THE EXERCISE |
Please count the lines below that contain the word "axis", and reply with that number alone.

SOURCE MATERIAL |
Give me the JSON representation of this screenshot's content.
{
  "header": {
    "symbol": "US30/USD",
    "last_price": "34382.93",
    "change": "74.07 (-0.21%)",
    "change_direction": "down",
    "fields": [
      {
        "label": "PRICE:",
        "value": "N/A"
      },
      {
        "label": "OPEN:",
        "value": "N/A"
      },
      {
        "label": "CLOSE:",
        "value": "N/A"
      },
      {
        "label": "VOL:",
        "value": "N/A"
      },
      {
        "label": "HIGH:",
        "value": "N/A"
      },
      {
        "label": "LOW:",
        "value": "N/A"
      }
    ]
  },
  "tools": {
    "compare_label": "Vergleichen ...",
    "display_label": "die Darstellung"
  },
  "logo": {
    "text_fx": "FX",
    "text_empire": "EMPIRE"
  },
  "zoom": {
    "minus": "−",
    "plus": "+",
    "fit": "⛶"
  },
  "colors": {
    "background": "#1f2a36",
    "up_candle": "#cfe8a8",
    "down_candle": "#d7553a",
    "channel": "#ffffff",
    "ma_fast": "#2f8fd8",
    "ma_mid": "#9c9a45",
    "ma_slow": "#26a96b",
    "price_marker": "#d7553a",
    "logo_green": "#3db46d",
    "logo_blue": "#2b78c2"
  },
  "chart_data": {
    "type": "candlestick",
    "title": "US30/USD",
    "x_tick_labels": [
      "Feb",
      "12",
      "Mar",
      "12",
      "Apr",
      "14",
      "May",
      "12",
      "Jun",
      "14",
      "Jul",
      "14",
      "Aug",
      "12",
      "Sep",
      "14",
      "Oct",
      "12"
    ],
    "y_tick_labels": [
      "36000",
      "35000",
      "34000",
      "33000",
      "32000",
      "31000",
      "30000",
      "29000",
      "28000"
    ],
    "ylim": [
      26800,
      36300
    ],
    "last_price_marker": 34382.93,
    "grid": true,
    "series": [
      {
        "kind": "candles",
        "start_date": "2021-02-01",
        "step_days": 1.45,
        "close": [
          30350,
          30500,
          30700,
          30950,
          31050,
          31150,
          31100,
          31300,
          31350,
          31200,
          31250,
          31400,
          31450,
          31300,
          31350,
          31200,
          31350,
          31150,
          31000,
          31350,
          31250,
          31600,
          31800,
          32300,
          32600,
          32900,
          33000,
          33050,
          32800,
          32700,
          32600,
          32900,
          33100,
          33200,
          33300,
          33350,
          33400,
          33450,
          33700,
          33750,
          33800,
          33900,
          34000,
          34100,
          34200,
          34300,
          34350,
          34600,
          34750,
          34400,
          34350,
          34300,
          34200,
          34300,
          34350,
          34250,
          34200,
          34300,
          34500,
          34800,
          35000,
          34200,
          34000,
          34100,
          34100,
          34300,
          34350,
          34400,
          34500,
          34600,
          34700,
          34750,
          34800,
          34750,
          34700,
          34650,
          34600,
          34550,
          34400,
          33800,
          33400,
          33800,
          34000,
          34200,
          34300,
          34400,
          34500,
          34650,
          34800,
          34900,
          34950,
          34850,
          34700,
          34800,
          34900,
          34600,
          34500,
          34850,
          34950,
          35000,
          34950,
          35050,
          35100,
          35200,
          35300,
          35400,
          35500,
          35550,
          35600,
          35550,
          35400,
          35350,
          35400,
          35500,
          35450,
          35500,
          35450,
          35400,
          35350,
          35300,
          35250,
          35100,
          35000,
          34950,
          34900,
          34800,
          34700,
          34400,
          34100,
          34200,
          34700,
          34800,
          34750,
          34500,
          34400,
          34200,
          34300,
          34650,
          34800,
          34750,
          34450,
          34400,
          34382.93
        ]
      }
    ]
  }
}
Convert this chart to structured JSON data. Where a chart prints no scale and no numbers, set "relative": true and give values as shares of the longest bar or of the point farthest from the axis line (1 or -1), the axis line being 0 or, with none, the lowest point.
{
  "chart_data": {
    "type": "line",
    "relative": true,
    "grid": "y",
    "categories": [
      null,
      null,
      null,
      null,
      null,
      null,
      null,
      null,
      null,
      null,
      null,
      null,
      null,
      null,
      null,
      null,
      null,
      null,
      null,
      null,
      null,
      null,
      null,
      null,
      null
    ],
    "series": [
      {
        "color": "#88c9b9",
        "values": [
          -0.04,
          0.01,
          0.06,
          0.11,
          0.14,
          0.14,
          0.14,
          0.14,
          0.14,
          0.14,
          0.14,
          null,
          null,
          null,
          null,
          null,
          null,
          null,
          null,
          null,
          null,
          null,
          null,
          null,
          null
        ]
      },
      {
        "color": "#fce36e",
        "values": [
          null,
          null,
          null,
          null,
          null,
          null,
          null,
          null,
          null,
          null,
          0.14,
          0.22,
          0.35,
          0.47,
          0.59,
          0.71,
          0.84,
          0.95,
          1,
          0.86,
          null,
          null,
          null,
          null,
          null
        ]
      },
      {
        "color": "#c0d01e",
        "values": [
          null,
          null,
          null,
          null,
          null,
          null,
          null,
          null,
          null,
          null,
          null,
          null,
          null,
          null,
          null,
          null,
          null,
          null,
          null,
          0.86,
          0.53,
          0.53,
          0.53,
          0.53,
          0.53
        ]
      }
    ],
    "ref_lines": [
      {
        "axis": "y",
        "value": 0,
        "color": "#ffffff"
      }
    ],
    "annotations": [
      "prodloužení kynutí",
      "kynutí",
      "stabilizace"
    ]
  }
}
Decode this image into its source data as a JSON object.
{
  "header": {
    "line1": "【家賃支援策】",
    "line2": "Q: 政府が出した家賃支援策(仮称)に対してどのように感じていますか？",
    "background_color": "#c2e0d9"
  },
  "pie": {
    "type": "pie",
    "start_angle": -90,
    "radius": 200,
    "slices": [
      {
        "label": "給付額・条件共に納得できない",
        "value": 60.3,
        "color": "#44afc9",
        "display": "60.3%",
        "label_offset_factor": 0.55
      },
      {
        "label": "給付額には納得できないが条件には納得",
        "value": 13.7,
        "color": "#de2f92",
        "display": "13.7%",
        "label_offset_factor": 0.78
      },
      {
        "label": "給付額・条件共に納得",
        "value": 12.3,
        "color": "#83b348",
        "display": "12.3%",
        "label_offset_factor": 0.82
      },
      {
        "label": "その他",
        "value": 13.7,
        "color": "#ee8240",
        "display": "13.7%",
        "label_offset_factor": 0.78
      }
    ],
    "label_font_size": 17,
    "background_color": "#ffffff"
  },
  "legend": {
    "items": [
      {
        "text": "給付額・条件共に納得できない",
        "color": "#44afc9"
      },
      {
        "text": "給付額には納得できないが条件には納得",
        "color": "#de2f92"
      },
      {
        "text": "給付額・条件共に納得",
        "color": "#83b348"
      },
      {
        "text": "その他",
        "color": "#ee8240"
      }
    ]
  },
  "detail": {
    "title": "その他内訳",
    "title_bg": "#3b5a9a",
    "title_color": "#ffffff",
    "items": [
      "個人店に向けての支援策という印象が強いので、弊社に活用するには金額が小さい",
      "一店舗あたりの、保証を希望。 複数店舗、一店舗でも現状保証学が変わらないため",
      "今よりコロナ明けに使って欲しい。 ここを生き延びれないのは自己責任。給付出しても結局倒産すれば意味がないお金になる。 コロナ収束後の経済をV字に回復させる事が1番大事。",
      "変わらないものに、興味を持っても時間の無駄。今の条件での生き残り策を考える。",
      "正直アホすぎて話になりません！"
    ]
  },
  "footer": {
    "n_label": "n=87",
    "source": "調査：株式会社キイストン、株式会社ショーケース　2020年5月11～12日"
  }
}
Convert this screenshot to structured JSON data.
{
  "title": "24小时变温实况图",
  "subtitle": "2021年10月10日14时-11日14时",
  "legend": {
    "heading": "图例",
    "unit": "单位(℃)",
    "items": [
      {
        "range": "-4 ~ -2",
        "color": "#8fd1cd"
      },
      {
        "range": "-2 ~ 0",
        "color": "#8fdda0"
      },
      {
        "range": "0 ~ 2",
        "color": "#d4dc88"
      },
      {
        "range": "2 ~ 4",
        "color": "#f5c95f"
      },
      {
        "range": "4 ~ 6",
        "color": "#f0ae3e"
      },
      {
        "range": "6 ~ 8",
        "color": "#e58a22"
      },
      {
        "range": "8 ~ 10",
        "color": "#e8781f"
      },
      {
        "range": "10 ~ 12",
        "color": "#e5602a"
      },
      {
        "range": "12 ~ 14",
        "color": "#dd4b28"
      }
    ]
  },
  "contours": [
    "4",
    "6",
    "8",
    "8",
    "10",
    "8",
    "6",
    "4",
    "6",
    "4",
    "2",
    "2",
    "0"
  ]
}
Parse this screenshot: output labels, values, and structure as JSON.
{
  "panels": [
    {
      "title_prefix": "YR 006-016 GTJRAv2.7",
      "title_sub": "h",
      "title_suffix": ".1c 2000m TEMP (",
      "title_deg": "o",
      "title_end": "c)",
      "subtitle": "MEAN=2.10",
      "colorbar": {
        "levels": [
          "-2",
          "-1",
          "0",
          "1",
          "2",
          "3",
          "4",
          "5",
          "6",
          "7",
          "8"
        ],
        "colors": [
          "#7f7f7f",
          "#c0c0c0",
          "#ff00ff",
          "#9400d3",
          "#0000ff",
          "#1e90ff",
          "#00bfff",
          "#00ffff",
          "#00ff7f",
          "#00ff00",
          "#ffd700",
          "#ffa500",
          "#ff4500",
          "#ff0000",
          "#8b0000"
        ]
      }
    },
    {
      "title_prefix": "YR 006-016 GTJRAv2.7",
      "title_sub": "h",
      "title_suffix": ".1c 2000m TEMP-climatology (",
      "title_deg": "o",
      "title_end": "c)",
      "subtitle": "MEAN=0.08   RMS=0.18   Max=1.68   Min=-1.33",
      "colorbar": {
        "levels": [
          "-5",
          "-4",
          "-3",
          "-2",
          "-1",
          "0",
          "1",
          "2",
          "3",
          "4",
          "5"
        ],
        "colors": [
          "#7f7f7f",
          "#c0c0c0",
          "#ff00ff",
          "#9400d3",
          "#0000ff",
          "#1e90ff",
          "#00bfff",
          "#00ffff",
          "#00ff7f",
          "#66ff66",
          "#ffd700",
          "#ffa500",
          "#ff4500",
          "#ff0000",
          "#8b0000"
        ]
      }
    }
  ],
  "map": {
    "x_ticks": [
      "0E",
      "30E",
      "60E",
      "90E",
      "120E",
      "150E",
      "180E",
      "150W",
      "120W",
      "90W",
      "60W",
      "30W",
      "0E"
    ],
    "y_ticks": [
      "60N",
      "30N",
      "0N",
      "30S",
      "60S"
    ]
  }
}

EXERCISE SOLUTION |
2